Records excerpted from a collection
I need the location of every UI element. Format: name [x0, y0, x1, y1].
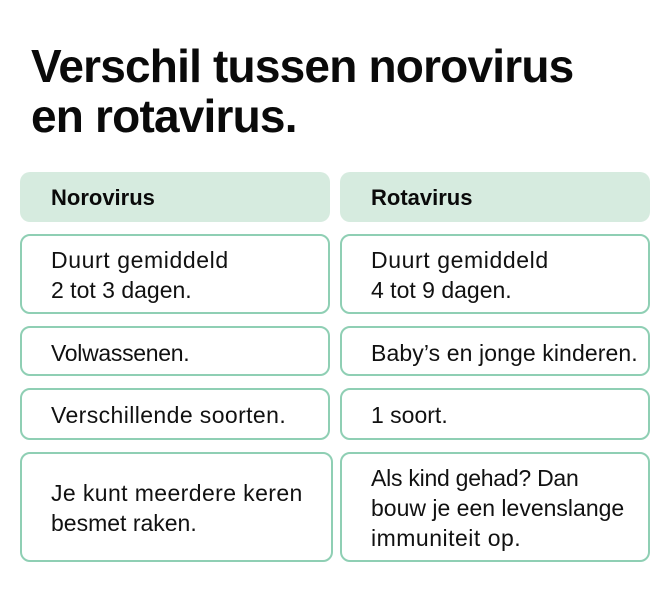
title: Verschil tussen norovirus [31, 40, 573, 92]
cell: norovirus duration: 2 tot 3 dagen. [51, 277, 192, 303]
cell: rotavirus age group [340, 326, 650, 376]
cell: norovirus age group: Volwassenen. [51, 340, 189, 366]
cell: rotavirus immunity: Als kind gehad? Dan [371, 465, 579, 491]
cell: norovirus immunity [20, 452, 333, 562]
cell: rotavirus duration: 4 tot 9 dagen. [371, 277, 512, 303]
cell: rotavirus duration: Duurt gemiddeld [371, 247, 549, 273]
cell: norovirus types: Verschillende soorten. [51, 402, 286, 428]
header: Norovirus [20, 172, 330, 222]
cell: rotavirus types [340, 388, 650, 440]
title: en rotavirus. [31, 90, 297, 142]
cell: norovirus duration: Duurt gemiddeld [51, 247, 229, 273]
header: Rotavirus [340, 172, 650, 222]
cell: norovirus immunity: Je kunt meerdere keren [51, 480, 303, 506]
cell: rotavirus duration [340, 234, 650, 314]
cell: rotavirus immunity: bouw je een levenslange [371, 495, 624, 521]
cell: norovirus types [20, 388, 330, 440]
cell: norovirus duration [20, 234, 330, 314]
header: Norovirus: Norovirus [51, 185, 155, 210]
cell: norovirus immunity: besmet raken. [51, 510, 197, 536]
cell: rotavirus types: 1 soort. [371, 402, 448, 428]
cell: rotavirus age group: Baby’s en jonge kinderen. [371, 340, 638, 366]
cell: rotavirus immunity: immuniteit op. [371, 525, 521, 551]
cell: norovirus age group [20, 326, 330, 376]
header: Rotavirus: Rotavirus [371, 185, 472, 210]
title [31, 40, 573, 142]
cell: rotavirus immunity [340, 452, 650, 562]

:: THE TASK ::
Whichever lines of the data include the word "dagen", pull them out.

:: TASK ANSWER ::
cell: norovirus duration: 2 tot 3 dagen. [51, 277, 192, 303]
cell: rotavirus duration: 4 tot 9 dagen. [371, 277, 512, 303]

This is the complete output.